> Exercise aim: Tally the lines in the listing below that include "BTCUSDT". Answer with the count and nothing more.

Figure contents as structured data:
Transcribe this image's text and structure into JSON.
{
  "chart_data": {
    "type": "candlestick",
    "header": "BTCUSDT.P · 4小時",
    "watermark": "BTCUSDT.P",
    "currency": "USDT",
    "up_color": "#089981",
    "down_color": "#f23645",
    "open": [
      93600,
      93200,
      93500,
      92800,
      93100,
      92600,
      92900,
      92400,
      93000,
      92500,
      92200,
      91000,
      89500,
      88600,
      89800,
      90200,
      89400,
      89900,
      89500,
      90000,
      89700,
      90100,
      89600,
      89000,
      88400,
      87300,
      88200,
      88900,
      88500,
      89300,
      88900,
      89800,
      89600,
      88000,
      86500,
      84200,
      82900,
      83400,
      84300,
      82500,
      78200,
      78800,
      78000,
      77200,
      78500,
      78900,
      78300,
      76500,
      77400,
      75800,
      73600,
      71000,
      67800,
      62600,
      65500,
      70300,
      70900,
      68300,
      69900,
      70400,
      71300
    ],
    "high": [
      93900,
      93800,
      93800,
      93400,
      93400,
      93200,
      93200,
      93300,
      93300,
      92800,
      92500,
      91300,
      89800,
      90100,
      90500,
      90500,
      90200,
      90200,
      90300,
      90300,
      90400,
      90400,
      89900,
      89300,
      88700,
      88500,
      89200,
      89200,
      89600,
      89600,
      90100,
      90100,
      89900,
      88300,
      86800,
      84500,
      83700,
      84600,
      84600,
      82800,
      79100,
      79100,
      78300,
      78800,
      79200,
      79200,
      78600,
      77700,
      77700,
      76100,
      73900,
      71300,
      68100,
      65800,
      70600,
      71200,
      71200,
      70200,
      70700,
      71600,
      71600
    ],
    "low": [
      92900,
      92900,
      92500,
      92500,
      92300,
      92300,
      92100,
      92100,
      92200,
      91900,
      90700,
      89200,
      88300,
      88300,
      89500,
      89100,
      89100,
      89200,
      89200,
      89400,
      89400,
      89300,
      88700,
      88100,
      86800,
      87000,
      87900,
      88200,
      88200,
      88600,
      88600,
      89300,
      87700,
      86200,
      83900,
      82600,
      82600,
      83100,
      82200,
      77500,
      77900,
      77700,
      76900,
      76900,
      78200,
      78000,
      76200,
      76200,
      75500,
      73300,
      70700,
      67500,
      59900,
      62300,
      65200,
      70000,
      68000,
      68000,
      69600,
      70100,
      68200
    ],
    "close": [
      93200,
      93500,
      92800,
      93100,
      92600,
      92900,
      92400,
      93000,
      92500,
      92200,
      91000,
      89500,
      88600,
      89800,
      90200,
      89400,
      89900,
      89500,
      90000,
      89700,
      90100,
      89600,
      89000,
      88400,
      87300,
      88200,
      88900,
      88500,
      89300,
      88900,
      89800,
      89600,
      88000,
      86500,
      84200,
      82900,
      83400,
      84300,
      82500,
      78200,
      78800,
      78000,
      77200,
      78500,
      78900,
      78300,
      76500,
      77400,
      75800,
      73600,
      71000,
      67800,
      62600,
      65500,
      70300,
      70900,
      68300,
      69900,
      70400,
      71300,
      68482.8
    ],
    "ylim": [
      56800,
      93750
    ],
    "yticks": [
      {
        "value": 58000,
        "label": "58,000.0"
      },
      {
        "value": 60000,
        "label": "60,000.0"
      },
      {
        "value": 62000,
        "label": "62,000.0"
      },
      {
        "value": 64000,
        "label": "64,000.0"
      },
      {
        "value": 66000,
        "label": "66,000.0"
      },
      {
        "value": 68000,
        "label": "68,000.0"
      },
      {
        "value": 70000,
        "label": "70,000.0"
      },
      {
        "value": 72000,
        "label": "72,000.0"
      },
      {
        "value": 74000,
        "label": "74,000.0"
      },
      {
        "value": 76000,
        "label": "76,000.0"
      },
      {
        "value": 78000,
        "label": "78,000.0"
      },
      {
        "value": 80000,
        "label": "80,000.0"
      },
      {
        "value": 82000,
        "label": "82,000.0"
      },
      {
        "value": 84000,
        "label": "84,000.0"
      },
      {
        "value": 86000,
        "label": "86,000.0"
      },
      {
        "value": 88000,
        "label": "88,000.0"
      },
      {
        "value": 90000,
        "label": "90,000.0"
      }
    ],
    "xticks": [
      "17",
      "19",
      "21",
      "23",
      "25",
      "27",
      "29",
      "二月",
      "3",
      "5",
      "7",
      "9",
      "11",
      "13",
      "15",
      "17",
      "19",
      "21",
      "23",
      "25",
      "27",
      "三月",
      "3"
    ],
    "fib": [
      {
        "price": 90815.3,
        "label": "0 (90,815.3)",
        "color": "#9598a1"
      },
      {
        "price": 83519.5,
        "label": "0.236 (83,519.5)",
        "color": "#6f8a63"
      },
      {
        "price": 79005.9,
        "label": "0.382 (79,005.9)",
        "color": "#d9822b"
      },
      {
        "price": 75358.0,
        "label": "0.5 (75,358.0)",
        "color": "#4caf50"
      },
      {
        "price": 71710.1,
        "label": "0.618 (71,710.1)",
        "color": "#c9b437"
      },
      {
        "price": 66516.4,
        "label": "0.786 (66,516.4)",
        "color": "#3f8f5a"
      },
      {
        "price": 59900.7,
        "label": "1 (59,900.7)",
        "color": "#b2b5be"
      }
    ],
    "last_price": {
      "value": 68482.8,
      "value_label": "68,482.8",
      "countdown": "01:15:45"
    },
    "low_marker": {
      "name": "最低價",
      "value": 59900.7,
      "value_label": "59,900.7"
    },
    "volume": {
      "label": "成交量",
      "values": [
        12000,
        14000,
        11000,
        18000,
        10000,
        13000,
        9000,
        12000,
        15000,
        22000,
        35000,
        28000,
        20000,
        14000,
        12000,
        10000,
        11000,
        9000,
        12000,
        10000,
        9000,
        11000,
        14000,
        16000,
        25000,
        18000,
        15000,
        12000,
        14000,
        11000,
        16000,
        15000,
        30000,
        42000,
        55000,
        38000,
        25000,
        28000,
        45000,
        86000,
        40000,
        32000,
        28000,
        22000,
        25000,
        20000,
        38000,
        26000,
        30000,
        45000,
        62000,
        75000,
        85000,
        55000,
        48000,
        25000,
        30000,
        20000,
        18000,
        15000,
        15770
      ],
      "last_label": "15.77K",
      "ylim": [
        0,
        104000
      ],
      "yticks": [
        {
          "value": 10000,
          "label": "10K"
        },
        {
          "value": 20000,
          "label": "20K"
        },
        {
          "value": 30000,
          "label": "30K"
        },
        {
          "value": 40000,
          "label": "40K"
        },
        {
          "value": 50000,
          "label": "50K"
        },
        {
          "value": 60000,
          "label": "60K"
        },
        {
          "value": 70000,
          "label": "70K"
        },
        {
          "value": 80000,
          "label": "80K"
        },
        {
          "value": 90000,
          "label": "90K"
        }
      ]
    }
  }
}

> Answer to this exercise: 2